→ Exercise objective:
Your task is to write out the complete listing exactly as it is shown.

→ Information supplied:

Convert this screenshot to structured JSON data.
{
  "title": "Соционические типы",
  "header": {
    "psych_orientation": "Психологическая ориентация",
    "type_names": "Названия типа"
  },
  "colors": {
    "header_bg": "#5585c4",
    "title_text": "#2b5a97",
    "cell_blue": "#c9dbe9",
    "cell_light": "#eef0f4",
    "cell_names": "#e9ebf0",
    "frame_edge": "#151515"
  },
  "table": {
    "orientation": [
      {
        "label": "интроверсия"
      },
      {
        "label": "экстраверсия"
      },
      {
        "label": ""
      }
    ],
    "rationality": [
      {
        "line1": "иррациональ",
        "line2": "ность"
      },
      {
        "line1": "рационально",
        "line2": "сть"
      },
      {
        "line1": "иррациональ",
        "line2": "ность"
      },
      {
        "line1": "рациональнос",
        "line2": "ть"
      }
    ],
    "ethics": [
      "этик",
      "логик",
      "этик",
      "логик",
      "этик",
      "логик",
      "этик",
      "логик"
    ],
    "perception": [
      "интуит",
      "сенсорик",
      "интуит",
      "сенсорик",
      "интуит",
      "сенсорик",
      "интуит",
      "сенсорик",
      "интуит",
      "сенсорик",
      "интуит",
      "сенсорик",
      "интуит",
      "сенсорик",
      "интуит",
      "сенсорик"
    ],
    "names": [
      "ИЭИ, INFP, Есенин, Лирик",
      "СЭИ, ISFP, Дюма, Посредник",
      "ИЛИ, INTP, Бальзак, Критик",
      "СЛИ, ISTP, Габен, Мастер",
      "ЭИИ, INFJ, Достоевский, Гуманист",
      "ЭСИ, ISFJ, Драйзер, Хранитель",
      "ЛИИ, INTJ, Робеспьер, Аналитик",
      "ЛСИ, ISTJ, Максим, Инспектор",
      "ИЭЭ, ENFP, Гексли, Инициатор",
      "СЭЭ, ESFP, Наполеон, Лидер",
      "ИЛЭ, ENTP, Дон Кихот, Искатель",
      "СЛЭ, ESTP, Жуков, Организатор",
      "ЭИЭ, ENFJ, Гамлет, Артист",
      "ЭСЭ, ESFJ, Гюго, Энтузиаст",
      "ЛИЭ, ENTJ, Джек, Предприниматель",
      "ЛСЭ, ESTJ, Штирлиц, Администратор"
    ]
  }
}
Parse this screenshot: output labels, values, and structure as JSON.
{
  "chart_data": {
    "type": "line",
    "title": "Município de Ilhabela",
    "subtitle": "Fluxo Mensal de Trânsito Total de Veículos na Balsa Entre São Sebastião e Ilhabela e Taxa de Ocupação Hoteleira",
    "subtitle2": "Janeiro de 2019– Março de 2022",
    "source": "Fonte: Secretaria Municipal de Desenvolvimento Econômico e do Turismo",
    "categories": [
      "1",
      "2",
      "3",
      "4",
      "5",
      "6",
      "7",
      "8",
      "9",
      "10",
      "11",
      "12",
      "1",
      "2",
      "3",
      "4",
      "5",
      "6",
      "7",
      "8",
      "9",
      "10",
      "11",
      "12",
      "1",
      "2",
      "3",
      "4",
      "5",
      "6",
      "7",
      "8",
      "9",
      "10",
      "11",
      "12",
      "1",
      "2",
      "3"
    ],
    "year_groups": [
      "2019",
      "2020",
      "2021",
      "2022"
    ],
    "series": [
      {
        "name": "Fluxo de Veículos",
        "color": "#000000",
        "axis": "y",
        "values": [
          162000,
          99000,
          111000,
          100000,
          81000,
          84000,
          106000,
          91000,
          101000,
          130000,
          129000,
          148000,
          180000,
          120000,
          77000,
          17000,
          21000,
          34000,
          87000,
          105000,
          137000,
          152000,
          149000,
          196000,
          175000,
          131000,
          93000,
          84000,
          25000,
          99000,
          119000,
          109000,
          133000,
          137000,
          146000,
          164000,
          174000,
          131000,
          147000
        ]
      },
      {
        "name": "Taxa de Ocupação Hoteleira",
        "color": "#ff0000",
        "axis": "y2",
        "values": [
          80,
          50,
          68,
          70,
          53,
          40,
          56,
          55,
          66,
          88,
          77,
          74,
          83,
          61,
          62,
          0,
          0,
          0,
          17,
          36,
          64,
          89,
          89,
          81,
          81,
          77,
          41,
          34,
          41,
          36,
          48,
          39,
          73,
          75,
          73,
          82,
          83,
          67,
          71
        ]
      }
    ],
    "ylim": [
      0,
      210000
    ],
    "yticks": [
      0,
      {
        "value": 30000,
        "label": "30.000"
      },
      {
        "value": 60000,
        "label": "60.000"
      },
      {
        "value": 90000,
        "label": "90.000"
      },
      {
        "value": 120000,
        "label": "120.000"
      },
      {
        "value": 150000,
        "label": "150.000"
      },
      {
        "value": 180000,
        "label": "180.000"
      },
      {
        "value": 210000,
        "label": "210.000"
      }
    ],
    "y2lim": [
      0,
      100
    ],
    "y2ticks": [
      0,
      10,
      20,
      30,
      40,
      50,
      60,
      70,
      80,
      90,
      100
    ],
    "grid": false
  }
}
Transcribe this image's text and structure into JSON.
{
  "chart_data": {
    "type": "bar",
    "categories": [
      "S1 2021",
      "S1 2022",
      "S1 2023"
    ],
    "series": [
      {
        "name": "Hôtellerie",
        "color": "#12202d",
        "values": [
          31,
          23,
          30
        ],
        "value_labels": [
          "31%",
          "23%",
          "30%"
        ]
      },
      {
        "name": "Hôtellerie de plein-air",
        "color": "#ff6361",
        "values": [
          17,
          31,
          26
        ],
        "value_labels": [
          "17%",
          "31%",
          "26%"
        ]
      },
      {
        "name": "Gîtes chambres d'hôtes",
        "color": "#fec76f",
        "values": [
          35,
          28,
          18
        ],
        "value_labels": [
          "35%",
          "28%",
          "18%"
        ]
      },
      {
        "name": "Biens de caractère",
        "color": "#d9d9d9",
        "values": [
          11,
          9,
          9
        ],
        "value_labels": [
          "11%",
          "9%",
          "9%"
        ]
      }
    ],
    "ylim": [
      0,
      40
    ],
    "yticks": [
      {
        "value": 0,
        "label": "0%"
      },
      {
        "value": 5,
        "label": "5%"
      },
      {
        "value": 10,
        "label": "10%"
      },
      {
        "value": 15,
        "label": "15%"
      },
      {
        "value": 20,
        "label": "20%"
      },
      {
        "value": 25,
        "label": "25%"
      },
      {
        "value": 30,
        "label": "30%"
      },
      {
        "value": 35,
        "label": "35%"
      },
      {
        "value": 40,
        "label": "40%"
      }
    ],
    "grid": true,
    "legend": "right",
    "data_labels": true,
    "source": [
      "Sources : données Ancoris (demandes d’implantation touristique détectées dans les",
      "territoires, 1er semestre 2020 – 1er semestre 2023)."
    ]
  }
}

→ Answer to this problem:
Convert this screenshot to structured JSON data.
{
  "title": "Соционические типы",
  "header": {
    "psych_orientation": "Психологическая ориентация",
    "type_names": "Названия типа"
  },
  "colors": {
    "header_bg": "#5585c4",
    "title_text": "#2b5a97",
    "cell_blue": "#c9dbe9",
    "cell_light": "#eef0f4",
    "cell_names": "#e9ebf0",
    "frame_edge": "#151515"
  },
  "table": {
    "orientation": [
      {
        "label": "интроверсия"
      },
      {
        "label": "экстраверсия"
      },
      {
        "label": ""
      }
    ],
    "rationality": [
      {
        "line1": "иррациональ",
        "line2": "ность"
      },
      {
        "line1": "рационально",
        "line2": "сть"
      },
      {
        "line1": "иррациональ",
        "line2": "ность"
      },
      {
        "line1": "рациональнос",
        "line2": "ть"
      }
    ],
    "ethics": [
      "этик",
      "логик",
      "этик",
      "логик",
      "этик",
      "логик",
      "этик",
      "логик"
    ],
    "perception": [
      "интуит",
      "сенсорик",
      "интуит",
      "сенсорик",
      "интуит",
      "сенсорик",
      "интуит",
      "сенсорик",
      "интуит",
      "сенсорик",
      "интуит",
      "сенсорик",
      "интуит",
      "сенсорик",
      "интуит",
      "сенсорик"
    ],
    "names": [
      "ИЭИ, INFP, Есенин, Лирик",
      "СЭИ, ISFP, Дюма, Посредник",
      "ИЛИ, INTP, Бальзак, Критик",
      "СЛИ, ISTP, Габен, Мастер",
      "ЭИИ, INFJ, Достоевский, Гуманист",
      "ЭСИ, ISFJ, Драйзер, Хранитель",
      "ЛИИ, INTJ, Робеспьер, Аналитик",
      "ЛСИ, ISTJ, Максим, Инспектор",
      "ИЭЭ, ENFP, Гексли, Инициатор",
      "СЭЭ, ESFP, Наполеон, Лидер",
      "ИЛЭ, ENTP, Дон Кихот, Искатель",
      "СЛЭ, ESTP, Жуков, Организатор",
      "ЭИЭ, ENFJ, Гамлет, Артист",
      "ЭСЭ, ESFJ, Гюго, Энтузиаст",
      "ЛИЭ, ENTJ, Джек, Предприниматель",
      "ЛСЭ, ESTJ, Штирлиц, Администратор"
    ]
  }
}
Parse this screenshot: output labels, values, and structure as JSON.
{
  "chart_data": {
    "type": "line",
    "title": "Município de Ilhabela",
    "subtitle": "Fluxo Mensal de Trânsito Total de Veículos na Balsa Entre São Sebastião e Ilhabela e Taxa de Ocupação Hoteleira",
    "subtitle2": "Janeiro de 2019– Março de 2022",
    "source": "Fonte: Secretaria Municipal de Desenvolvimento Econômico e do Turismo",
    "categories": [
      "1",
      "2",
      "3",
      "4",
      "5",
      "6",
      "7",
      "8",
      "9",
      "10",
      "11",
      "12",
      "1",
      "2",
      "3",
      "4",
      "5",
      "6",
      "7",
      "8",
      "9",
      "10",
      "11",
      "12",
      "1",
      "2",
      "3",
      "4",
      "5",
      "6",
      "7",
      "8",
      "9",
      "10",
      "11",
      "12",
      "1",
      "2",
      "3"
    ],
    "year_groups": [
      "2019",
      "2020",
      "2021",
      "2022"
    ],
    "series": [
      {
        "name": "Fluxo de Veículos",
        "color": "#000000",
        "axis": "y",
        "values": [
          162000,
          99000,
          111000,
          100000,
          81000,
          84000,
          106000,
          91000,
          101000,
          130000,
          129000,
          148000,
          180000,
          120000,
          77000,
          17000,
          21000,
          34000,
          87000,
          105000,
          137000,
          152000,
          149000,
          196000,
          175000,
          131000,
          93000,
          84000,
          25000,
          99000,
          119000,
          109000,
          133000,
          137000,
          146000,
          164000,
          174000,
          131000,
          147000
        ]
      },
      {
        "name": "Taxa de Ocupação Hoteleira",
        "color": "#ff0000",
        "axis": "y2",
        "values": [
          80,
          50,
          68,
          70,
          53,
          40,
          56,
          55,
          66,
          88,
          77,
          74,
          83,
          61,
          62,
          0,
          0,
          0,
          17,
          36,
          64,
          89,
          89,
          81,
          81,
          77,
          41,
          34,
          41,
          36,
          48,
          39,
          73,
          75,
          73,
          82,
          83,
          67,
          71
        ]
      }
    ],
    "ylim": [
      0,
      210000
    ],
    "yticks": [
      0,
      {
        "value": 30000,
        "label": "30.000"
      },
      {
        "value": 60000,
        "label": "60.000"
      },
      {
        "value": 90000,
        "label": "90.000"
      },
      {
        "value": 120000,
        "label": "120.000"
      },
      {
        "value": 150000,
        "label": "150.000"
      },
      {
        "value": 180000,
        "label": "180.000"
      },
      {
        "value": 210000,
        "label": "210.000"
      }
    ],
    "y2lim": [
      0,
      100
    ],
    "y2ticks": [
      0,
      10,
      20,
      30,
      40,
      50,
      60,
      70,
      80,
      90,
      100
    ],
    "grid": false
  }
}
Transcribe this image's text and structure into JSON.
{
  "chart_data": {
    "type": "bar",
    "categories": [
      "S1 2021",
      "S1 2022",
      "S1 2023"
    ],
    "series": [
      {
        "name": "Hôtellerie",
        "color": "#12202d",
        "values": [
          31,
          23,
          30
        ],
        "value_labels": [
          "31%",
          "23%",
          "30%"
        ]
      },
      {
        "name": "Hôtellerie de plein-air",
        "color": "#ff6361",
        "values": [
          17,
          31,
          26
        ],
        "value_labels": [
          "17%",
          "31%",
          "26%"
        ]
      },
      {
        "name": "Gîtes chambres d'hôtes",
        "color": "#fec76f",
        "values": [
          35,
          28,
          18
        ],
        "value_labels": [
          "35%",
          "28%",
          "18%"
        ]
      },
      {
        "name": "Biens de caractère",
        "color": "#d9d9d9",
        "values": [
          11,
          9,
          9
        ],
        "value_labels": [
          "11%",
          "9%",
          "9%"
        ]
      }
    ],
    "ylim": [
      0,
      40
    ],
    "yticks": [
      {
        "value": 0,
        "label": "0%"
      },
      {
        "value": 5,
        "label": "5%"
      },
      {
        "value": 10,
        "label": "10%"
      },
      {
        "value": 15,
        "label": "15%"
      },
      {
        "value": 20,
        "label": "20%"
      },
      {
        "value": 25,
        "label": "25%"
      },
      {
        "value": 30,
        "label": "30%"
      },
      {
        "value": 35,
        "label": "35%"
      },
      {
        "value": 40,
        "label": "40%"
      }
    ],
    "grid": true,
    "legend": "right",
    "data_labels": true,
    "source": [
      "Sources : données Ancoris (demandes d’implantation touristique détectées dans les",
      "territoires, 1er semestre 2020 – 1er semestre 2023)."
    ]
  }
}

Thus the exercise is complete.